## [What is being asked]
Print the listing in its entirety and exactly, leaving out images.

[Stored data]

--

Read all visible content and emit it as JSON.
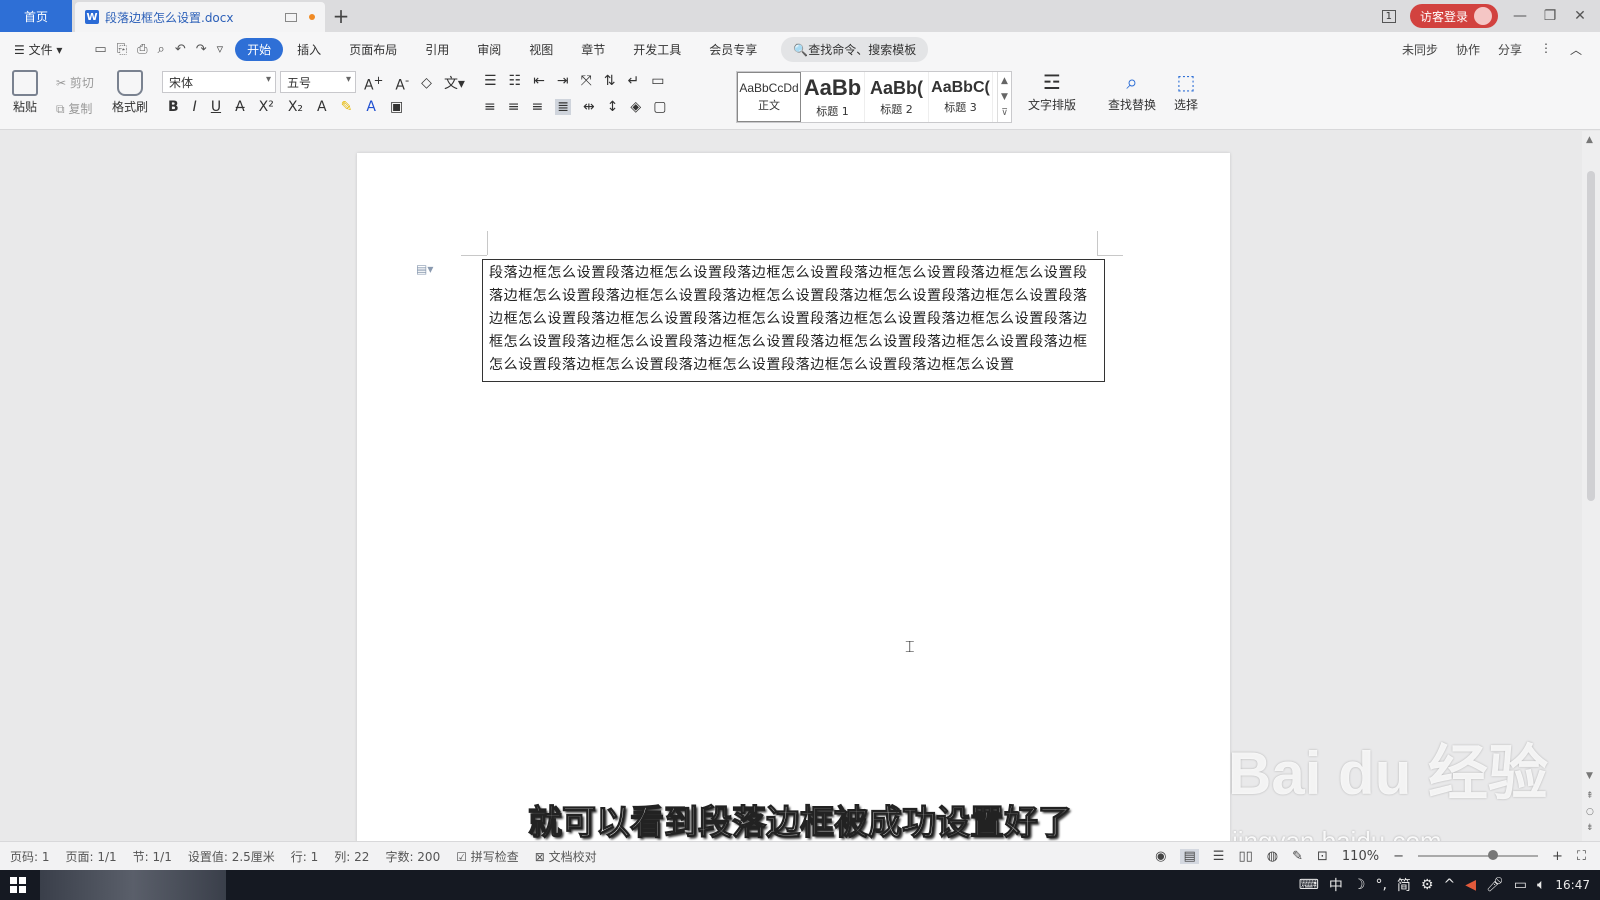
{
  "titlebar": {
    "home_tab": "首页",
    "doc_tab": "段落边框怎么设置.docx",
    "doc_icon_letter": "W",
    "new_tab": "+",
    "page_indicator": "1",
    "visitor_login": "访客登录",
    "minimize": "—",
    "restore": "❐",
    "close": "✕"
  },
  "menubar": {
    "file": "☰ 文件 ▾",
    "tabs": [
      "开始",
      "插入",
      "页面布局",
      "引用",
      "审阅",
      "视图",
      "章节",
      "开发工具",
      "会员专享"
    ],
    "search": "🔍查找命令、搜索模板",
    "unsynced": "未同步",
    "collab": "协作",
    "share": "分享"
  },
  "ribbon": {
    "paste": "粘贴",
    "cut": "剪切",
    "copy": "复制",
    "format_painter": "格式刷",
    "font_name": "宋体",
    "font_size": "五号",
    "styles": [
      {
        "sample": "AaBbCcDd",
        "name": "正文"
      },
      {
        "sample": "AaBb",
        "name": "标题 1"
      },
      {
        "sample": "AaBb(",
        "name": "标题 2"
      },
      {
        "sample": "AaBbC(",
        "name": "标题 3"
      }
    ],
    "text_layout": "文字排版",
    "find_replace": "查找替换",
    "select": "选择"
  },
  "document": {
    "paragraph": "段落边框怎么设置段落边框怎么设置段落边框怎么设置段落边框怎么设置段落边框怎么设置段落边框怎么设置段落边框怎么设置段落边框怎么设置段落边框怎么设置段落边框怎么设置段落边框怎么设置段落边框怎么设置段落边框怎么设置段落边框怎么设置段落边框怎么设置段落边框怎么设置段落边框怎么设置段落边框怎么设置段落边框怎么设置段落边框怎么设置段落边框怎么设置段落边框怎么设置段落边框怎么设置段落边框怎么设置段落边框怎么设置"
  },
  "overlay": {
    "subtitle": "就可以看到段落边框被成功设置好了",
    "watermark": "Bai du 经验",
    "watermark_url": "jingyan.baidu.com"
  },
  "statusbar": {
    "page_no": "页码: 1",
    "pages": "页面: 1/1",
    "section": "节: 1/1",
    "setting": "设置值: 2.5厘米",
    "row": "行: 1",
    "col": "列: 22",
    "words": "字数: 200",
    "spell": "拼写检查",
    "proof": "文档校对",
    "zoom": "110%"
  },
  "taskbar": {
    "ime": "中",
    "ime2": "简",
    "clock": "16:47"
  }
}
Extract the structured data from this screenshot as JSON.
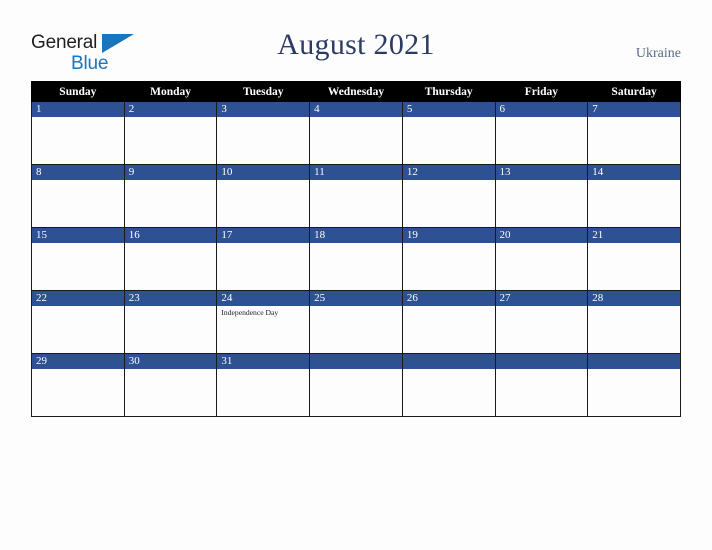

--

## [Written reply]
Read all visible content and emit it as JSON.
{
  "titlebar": {
    "home_tab": "首页",
    "doc_tab": "段落边框怎么设置.docx",
    "doc_icon_letter": "W",
    "new_tab": "+",
    "page_indicator": "1",
    "visitor_login": "访客登录",
    "minimize": "—",
    "restore": "❐",
    "close": "✕"
  },
  "menubar": {
    "file": "☰ 文件 ▾",
    "tabs": [
      "开始",
      "插入",
      "页面布局",
      "引用",
      "审阅",
      "视图",
      "章节",
      "开发工具",
      "会员专享"
    ],
    "search": "🔍查找命令、搜索模板",
    "unsynced": "未同步",
    "collab": "协作",
    "share": "分享"
  },
  "ribbon": {
    "paste": "粘贴",
    "cut": "剪切",
    "copy": "复制",
    "format_painter": "格式刷",
    "font_name": "宋体",
    "font_size": "五号",
    "styles": [
      {
        "sample": "AaBbCcDd",
        "name": "正文"
      },
      {
        "sample": "AaBb",
        "name": "标题 1"
      },
      {
        "sample": "AaBb(",
        "name": "标题 2"
      },
      {
        "sample": "AaBbC(",
        "name": "标题 3"
      }
    ],
    "text_layout": "文字排版",
    "find_replace": "查找替换",
    "select": "选择"
  },
  "document": {
    "paragraph": "段落边框怎么设置段落边框怎么设置段落边框怎么设置段落边框怎么设置段落边框怎么设置段落边框怎么设置段落边框怎么设置段落边框怎么设置段落边框怎么设置段落边框怎么设置段落边框怎么设置段落边框怎么设置段落边框怎么设置段落边框怎么设置段落边框怎么设置段落边框怎么设置段落边框怎么设置段落边框怎么设置段落边框怎么设置段落边框怎么设置段落边框怎么设置段落边框怎么设置段落边框怎么设置段落边框怎么设置段落边框怎么设置"
  },
  "overlay": {
    "subtitle": "就可以看到段落边框被成功设置好了",
    "watermark": "Bai du 经验",
    "watermark_url": "jingyan.baidu.com"
  },
  "statusbar": {
    "page_no": "页码: 1",
    "pages": "页面: 1/1",
    "section": "节: 1/1",
    "setting": "设置值: 2.5厘米",
    "row": "行: 1",
    "col": "列: 22",
    "words": "字数: 200",
    "spell": "拼写检查",
    "proof": "文档校对",
    "zoom": "110%"
  },
  "taskbar": {
    "ime": "中",
    "ime2": "简",
    "clock": "16:47"
  }
}
Extract the structured data from this screenshot as JSON.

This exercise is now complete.